◆ **What you are asked to do**
Reproduce all lines of the listing below in which the word "Susi" occurs.

Dataset rows:

--------------------------------------------------

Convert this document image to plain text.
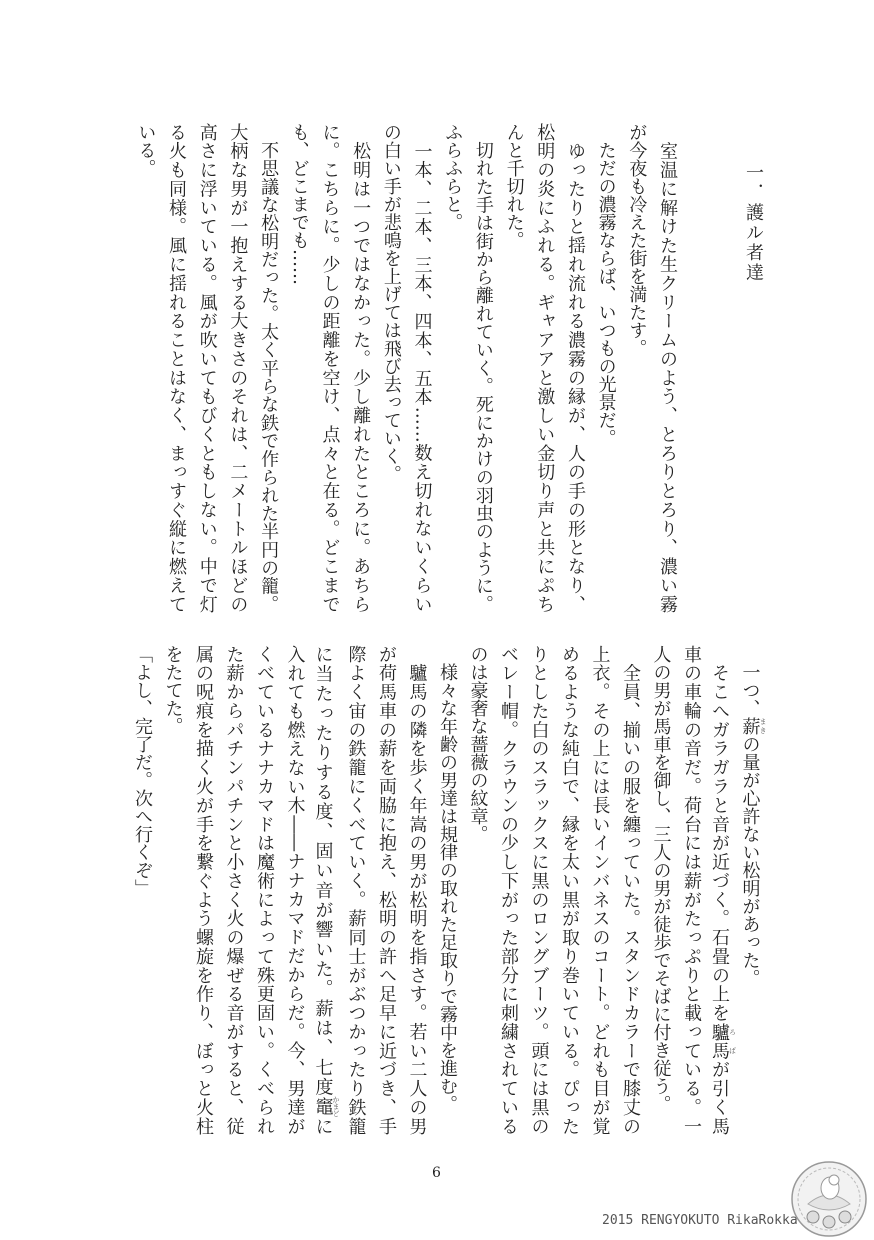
一．護ル者達
　室温に解けた生クリームのよう、とろりとろり、濃い霧
が今夜も冷えた街を満たす。
　ただの濃霧ならば、いつもの光景だ。
　ゆったりと揺れ流れる濃霧の縁が、人の手の形となり、
松明の炎にふれる。ギャアアと激しい金切り声と共にぷち
んと千切れた。
　切れた手は街から離れていく。死にかけの羽虫のように。
ふらふらと。
　一本、二本、三本、四本、五本……数え切れないくらい
の白い手が悲鳴を上げては飛び去っていく。
　松明は一つではなかった。少し離れたところに。あちら
に。こちらに。少しの距離を空け、点々と在る。どこまで
も、どこまでも……
　不思議な松明だった。太く平らな鉄で作られた半円の籠。
大柄な男が一抱えする大きさのそれは、二メートルほどの
高さに浮いている。風が吹いてもびくともしない。中で灯
る火も同様。風に揺れることはなく、まっすぐ縦に燃えて
いる。
　一つ、薪まきの量が心許ない松明があった。
　そこへガラガラと音が近づく。石畳の上を驢馬ろばが引く馬
車の車輪の音だ。荷台には薪がたっぷりと載っている。一
人の男が馬車を御し、三人の男が徒歩でそばに付き従う。
　全員、揃いの服を纏っていた。スタンドカラーで膝丈の
上衣。その上には長いインバネスのコート。どれも目が覚
めるような純白で、縁を太い黒が取り巻いている。ぴった
りとした白のスラックスに黒のロングブーツ。頭には黒の
ベレー帽。クラウンの少し下がった部分に刺繍されている
のは豪奢な薔薇の紋章。
　様々な年齢の男達は規律の取れた足取りで霧中を進む。
　驢馬の隣を歩く年嵩の男が松明を指さす。若い二人の男
が荷馬車の薪を両脇に抱え、松明の許へ足早に近づき、手
際よく宙の鉄籠にくべていく。薪同士がぶつかったり鉄籠
に当たったりする度、固い音が響いた。薪は、七度竈かまどに
入れても燃えない木――ナナカマドだからだ。今、男達が
くべているナナカマドは魔術によって殊更固い。くべられ
た薪からパチンパチンと小さく火の爆ぜる音がすると、従
属の呪痕を描く火が手を繋ぐよう螺旋を作り、ぼっと火柱
をたてた。
「よし、完了だ。次へ行くぞ」
6
2015 RENGYOKUTO RikaRokka
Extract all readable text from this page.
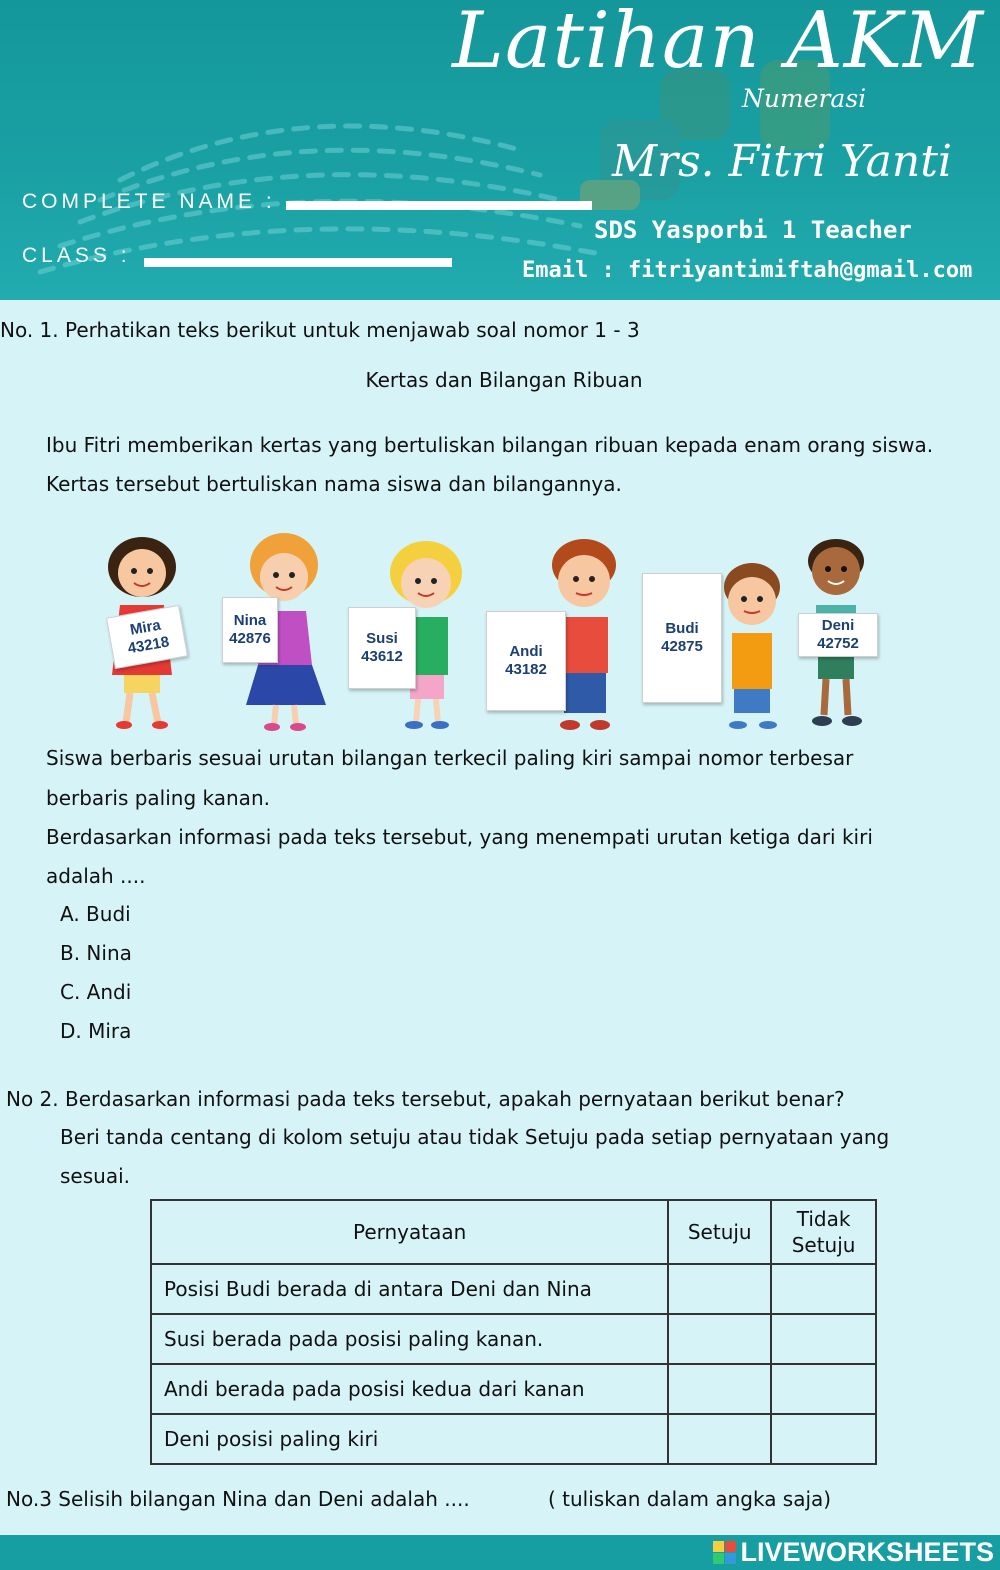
Latihan AKM
Numerasi
Mrs. Fitri Yanti
SDS Yasporbi 1 Teacher
Email : fitriyantimiftah@gmail.com
COMPLETE NAME :
CLASS :
No. 1. Perhatikan teks berikut untuk menjawab soal nomor 1 - 3
Kertas dan Bilangan Ribuan
Ibu Fitri memberikan kertas yang bertuliskan bilangan ribuan kepada enam orang siswa.
Kertas tersebut bertuliskan nama siswa dan bilangannya.
Mira
43218
Nina
42876	Susi
43612	Andi
43182
Budi
42875
Deni
42752
Siswa berbaris sesuai urutan bilangan terkecil paling kiri sampai nomor terbesar
berbaris paling kanan.
Berdasarkan informasi pada teks tersebut, yang menempati urutan ketiga dari kiri
adalah ....
A. Budi
B. Nina
C. Andi
D. Mira
No 2. Berdasarkan informasi pada teks tersebut, apakah pernyataan berikut benar?
Beri tanda centang di kolom setuju atau tidak Setuju pada setiap pernyataan yang
sesuai.
Pernyataan	Setuju	Tidak
Setuju

Posisi Budi berada di antara Deni dan Nina		
Susi berada pada posisi paling kanan.		
Andi berada pada posisi kedua dari kanan		
Deni posisi paling kiri		
No.3 Selisih bilangan Nina dan Deni adalah ....	( tuliskan dalam angka saja)
LIVEWORKSHEETS
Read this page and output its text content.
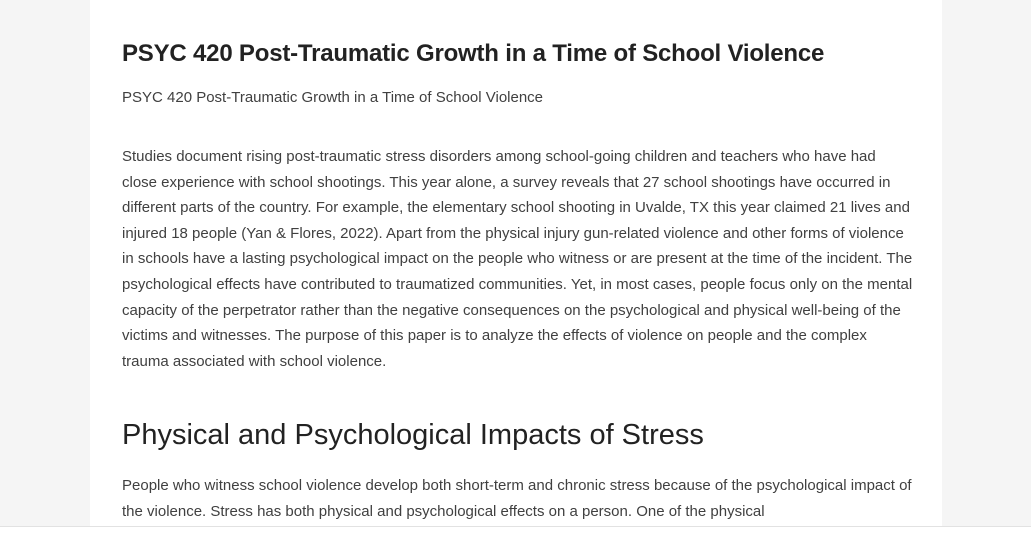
PSYC 420 Post-Traumatic Growth in a Time of School Violence

PSYC 420 Post-Traumatic Growth in a Time of School Violence

Studies document rising post-traumatic stress disorders among school-going children and teachers who have had close experience with school shootings. This year alone, a survey reveals that 27 school shootings have occurred in different parts of the country. For example, the elementary school shooting in Uvalde, TX this year claimed 21 lives and injured 18 people (Yan & Flores, 2022). Apart from the physical injury gun-related violence and other forms of violence in schools have a lasting psychological impact on the people who witness or are present at the time of the incident. The psychological effects have contributed to traumatized communities. Yet, in most cases, people focus only on the mental capacity of the perpetrator rather than the negative consequences on the psychological and physical well-being of the victims and witnesses. The purpose of this paper is to analyze the effects of violence on people and the complex trauma associated with school violence.

Physical and Psychological Impacts of Stress

People who witness school violence develop both short-term and chronic stress because of the psychological impact of the violence. Stress has both physical and psychological effects on a person. One of the physical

--------------------------------------------------

◆ **Solution to this task**
42876	Susi
Susi berada pada posisi paling kanan.		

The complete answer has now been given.